THE REQUEST – Return the lines below that carry the word "vehículo".

PROVIDED INFORMATION –
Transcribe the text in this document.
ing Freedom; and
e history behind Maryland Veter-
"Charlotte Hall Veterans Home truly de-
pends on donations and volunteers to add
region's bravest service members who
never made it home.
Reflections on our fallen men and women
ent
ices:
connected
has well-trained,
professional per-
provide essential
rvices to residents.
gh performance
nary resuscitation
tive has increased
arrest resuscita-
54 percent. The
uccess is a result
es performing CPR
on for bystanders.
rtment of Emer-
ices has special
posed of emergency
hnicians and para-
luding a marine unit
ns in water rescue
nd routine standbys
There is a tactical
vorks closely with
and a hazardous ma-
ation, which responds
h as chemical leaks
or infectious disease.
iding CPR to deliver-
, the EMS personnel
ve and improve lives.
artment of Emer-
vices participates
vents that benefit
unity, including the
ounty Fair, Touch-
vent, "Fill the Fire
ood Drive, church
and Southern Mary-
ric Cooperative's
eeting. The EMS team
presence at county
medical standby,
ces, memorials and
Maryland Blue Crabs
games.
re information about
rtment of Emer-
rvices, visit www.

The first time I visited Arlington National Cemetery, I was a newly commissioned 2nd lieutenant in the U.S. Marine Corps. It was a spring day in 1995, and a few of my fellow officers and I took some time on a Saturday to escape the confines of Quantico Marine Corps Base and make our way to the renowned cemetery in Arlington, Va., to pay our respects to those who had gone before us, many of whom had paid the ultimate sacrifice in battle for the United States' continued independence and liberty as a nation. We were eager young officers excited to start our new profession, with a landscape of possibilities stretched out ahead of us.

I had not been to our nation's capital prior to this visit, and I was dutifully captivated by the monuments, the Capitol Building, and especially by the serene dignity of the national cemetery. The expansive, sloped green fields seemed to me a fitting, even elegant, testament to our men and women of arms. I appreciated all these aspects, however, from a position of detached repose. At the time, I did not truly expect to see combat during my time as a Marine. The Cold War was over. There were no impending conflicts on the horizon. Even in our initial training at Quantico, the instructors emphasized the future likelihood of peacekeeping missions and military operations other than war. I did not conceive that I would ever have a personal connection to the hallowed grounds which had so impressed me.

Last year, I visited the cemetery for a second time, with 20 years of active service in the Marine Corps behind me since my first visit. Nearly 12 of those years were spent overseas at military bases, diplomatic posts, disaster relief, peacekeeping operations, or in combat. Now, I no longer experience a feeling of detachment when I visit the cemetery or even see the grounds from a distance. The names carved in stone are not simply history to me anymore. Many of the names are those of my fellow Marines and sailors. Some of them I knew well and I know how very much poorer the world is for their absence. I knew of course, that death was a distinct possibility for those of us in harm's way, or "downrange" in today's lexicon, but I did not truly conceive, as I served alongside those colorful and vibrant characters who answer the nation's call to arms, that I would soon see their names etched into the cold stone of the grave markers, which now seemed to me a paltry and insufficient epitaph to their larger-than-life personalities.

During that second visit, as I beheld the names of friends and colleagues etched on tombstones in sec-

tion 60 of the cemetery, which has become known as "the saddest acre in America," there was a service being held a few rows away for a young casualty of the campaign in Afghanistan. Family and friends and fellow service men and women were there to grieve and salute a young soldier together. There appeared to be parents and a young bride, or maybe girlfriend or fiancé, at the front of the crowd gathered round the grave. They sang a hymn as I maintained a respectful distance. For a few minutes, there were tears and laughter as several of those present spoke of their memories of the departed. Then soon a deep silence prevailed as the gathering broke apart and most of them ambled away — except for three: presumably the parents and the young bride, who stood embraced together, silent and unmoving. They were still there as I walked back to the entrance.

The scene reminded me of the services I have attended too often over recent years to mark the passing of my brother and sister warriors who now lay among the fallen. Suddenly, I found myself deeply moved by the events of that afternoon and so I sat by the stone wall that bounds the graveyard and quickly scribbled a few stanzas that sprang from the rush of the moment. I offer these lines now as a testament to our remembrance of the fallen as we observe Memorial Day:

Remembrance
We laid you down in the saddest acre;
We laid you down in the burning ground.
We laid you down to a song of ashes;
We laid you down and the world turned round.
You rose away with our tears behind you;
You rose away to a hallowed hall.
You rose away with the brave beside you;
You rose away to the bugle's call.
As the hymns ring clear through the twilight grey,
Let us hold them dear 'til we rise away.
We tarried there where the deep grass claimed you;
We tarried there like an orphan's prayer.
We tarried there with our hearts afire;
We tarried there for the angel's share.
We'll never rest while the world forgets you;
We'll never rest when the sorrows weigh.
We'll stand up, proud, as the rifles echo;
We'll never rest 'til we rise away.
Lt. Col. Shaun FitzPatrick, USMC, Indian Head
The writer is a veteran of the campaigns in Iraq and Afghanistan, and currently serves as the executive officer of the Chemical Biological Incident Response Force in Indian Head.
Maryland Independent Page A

* * *

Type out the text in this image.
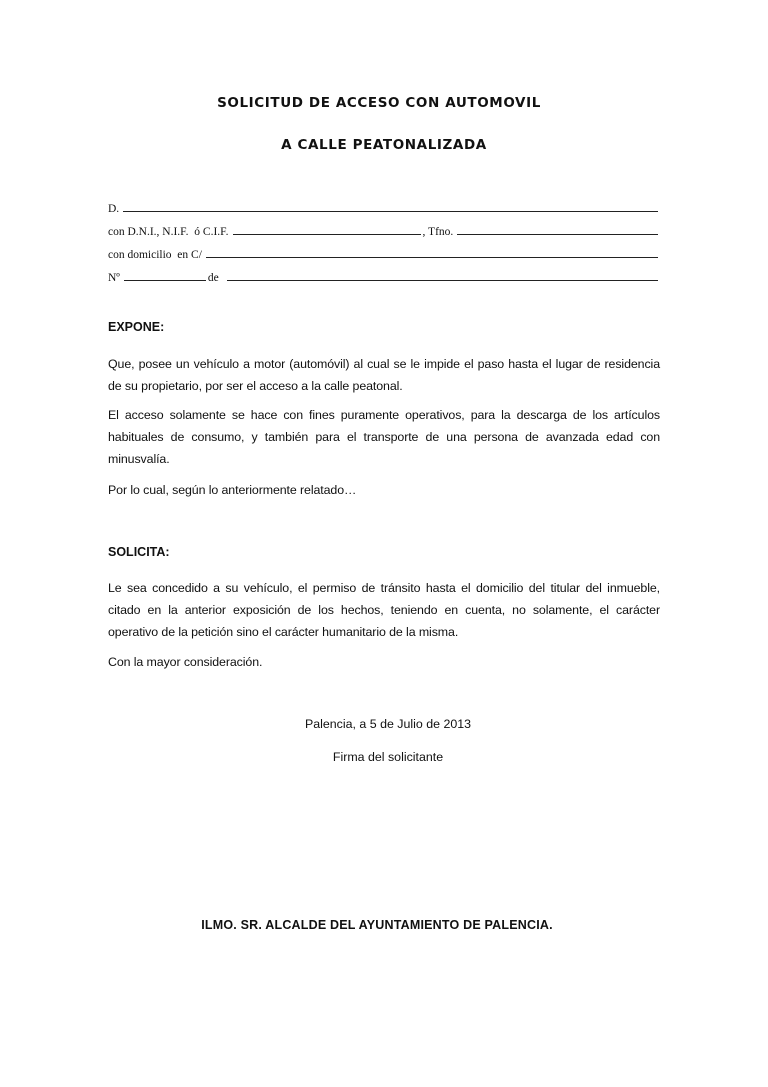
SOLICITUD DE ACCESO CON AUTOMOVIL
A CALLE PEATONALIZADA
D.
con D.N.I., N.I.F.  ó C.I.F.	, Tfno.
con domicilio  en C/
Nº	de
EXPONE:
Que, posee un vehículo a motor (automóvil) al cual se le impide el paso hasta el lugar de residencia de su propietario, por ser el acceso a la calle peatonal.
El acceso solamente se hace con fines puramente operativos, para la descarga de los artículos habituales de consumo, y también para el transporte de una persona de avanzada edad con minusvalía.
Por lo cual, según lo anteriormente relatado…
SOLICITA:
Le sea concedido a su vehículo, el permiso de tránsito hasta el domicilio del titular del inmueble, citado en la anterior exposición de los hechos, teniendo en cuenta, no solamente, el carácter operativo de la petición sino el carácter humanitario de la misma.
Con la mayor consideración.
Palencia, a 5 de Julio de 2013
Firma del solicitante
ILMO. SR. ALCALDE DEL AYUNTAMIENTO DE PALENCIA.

TASK SOLUTION –
Que, posee un vehículo a motor (automóvil) al cual se le impide el paso hasta el lugar de residencia de su propietario, por ser el acceso a la calle peatonal.
Le sea concedido a su vehículo, el permiso de tránsito hasta el domicilio del titular del inmueble, citado en la anterior exposición de los hechos, teniendo en cuenta, no solamente, el carácter operativo de la petición sino el carácter humanitario de la misma.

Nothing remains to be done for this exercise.